(Entries with figure data)
■ ■ ■ ■
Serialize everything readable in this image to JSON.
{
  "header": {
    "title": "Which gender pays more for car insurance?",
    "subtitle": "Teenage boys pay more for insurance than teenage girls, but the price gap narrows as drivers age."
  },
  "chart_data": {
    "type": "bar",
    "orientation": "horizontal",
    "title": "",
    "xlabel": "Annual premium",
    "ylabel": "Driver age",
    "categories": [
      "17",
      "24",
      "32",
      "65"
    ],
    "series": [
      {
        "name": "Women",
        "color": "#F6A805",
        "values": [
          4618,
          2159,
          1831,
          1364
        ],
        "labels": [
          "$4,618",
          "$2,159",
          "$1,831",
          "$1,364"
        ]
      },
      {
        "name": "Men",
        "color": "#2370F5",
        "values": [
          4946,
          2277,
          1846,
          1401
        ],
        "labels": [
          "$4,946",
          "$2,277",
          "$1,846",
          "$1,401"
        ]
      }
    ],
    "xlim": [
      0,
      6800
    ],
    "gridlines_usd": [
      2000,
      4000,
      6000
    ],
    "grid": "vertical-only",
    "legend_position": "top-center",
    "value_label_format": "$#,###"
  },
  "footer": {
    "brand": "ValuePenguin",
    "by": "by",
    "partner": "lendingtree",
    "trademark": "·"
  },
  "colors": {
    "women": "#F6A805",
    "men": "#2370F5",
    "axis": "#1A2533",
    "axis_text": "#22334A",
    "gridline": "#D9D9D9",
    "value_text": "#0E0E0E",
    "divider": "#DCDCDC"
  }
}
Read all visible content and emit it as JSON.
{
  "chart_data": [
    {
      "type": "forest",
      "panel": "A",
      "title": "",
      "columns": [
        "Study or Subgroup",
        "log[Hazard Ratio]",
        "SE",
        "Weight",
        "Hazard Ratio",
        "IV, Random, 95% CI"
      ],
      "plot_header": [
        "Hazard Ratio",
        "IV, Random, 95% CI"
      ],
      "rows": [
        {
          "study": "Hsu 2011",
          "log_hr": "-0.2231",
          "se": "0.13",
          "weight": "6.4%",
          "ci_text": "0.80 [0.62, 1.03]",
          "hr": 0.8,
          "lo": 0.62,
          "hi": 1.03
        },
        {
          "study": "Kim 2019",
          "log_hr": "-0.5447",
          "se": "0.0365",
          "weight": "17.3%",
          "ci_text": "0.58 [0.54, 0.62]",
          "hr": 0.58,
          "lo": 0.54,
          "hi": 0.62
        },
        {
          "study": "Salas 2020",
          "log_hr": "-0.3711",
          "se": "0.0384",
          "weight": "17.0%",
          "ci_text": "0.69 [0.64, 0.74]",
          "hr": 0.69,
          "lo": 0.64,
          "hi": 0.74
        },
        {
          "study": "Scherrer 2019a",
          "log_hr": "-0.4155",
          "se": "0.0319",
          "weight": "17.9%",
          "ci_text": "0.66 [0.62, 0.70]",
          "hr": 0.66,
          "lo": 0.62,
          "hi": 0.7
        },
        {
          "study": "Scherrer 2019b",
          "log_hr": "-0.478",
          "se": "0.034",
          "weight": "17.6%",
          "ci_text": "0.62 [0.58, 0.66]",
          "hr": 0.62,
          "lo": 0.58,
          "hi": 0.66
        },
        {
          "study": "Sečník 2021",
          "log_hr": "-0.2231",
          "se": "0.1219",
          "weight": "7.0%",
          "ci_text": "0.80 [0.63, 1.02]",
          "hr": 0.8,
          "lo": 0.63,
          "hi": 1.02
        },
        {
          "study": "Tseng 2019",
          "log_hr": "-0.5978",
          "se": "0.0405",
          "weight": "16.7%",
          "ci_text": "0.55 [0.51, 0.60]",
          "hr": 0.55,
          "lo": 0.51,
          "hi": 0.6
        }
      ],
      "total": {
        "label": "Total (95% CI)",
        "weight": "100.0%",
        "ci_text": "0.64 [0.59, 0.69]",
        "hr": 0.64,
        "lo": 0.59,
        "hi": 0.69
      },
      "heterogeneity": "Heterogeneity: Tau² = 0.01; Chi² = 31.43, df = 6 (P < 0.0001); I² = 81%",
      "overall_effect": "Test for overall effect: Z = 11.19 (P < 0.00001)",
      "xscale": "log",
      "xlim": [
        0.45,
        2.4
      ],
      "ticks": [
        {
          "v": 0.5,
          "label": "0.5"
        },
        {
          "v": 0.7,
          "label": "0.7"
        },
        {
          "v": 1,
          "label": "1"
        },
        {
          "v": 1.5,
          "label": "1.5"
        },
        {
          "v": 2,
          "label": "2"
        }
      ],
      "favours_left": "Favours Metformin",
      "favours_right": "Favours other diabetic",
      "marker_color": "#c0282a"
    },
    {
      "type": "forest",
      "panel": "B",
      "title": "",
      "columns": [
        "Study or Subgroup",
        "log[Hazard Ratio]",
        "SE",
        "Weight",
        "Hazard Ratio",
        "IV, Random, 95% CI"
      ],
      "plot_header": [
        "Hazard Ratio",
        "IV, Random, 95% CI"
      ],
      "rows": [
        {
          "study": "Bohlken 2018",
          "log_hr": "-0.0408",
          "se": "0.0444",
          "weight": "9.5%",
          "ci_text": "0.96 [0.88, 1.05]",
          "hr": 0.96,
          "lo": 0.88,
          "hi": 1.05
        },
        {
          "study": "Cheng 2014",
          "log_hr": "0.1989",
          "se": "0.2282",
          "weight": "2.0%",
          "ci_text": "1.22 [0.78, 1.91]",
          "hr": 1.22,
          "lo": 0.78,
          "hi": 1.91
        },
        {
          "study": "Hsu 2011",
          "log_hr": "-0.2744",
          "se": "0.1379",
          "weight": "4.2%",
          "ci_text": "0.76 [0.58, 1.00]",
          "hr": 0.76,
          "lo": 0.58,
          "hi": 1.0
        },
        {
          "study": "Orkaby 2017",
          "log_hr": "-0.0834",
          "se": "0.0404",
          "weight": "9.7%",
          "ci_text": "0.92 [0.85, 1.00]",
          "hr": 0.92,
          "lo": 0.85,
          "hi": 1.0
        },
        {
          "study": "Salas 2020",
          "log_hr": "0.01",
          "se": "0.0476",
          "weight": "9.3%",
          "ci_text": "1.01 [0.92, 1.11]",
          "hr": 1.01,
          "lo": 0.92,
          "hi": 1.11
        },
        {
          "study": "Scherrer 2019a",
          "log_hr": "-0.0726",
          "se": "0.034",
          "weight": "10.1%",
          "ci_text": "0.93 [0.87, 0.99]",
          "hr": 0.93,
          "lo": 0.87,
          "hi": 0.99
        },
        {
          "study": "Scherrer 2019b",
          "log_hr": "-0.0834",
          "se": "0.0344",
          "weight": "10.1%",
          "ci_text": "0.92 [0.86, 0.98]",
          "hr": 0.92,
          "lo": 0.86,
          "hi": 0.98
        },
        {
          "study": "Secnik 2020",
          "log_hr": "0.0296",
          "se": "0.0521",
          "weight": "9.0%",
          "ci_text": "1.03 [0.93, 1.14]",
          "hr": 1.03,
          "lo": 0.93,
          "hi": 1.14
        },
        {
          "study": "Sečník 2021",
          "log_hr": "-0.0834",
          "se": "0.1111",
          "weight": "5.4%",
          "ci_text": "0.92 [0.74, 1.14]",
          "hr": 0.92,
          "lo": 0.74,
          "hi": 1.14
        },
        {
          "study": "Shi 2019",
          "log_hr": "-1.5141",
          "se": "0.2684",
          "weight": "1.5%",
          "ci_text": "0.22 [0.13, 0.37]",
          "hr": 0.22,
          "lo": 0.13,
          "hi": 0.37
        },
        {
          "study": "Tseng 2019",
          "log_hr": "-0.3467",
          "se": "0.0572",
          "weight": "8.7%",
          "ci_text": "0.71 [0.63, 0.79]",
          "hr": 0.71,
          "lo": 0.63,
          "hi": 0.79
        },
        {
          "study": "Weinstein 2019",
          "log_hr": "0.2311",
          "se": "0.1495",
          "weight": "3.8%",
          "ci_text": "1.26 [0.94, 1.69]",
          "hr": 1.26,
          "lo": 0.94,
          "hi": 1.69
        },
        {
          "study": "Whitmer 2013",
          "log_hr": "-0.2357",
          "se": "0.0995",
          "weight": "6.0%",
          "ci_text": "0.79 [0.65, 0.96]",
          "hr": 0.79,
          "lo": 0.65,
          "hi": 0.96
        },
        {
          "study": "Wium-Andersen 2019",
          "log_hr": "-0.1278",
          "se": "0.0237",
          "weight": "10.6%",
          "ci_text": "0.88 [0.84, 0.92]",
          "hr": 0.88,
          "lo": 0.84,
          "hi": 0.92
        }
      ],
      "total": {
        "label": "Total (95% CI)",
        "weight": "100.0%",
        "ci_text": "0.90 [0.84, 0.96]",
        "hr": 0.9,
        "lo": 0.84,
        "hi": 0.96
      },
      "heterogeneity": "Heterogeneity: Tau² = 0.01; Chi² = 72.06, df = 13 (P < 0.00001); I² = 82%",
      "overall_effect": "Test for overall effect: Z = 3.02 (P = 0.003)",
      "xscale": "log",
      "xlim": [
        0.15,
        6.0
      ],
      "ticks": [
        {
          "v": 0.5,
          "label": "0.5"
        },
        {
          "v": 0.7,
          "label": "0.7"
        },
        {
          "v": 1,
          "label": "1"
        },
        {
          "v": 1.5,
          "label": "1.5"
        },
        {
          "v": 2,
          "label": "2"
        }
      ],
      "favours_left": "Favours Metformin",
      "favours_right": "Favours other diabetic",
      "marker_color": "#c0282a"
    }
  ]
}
■ ■ ■ ■
• What is required: Pull out the lines above in which the word "insurance" appears.

• Solution to this exercise:
    "title": "Which gender pays more for car insurance?",
    "subtitle": "Teenage boys pay more for insurance than teenage girls, but the price gap narrows as drivers age."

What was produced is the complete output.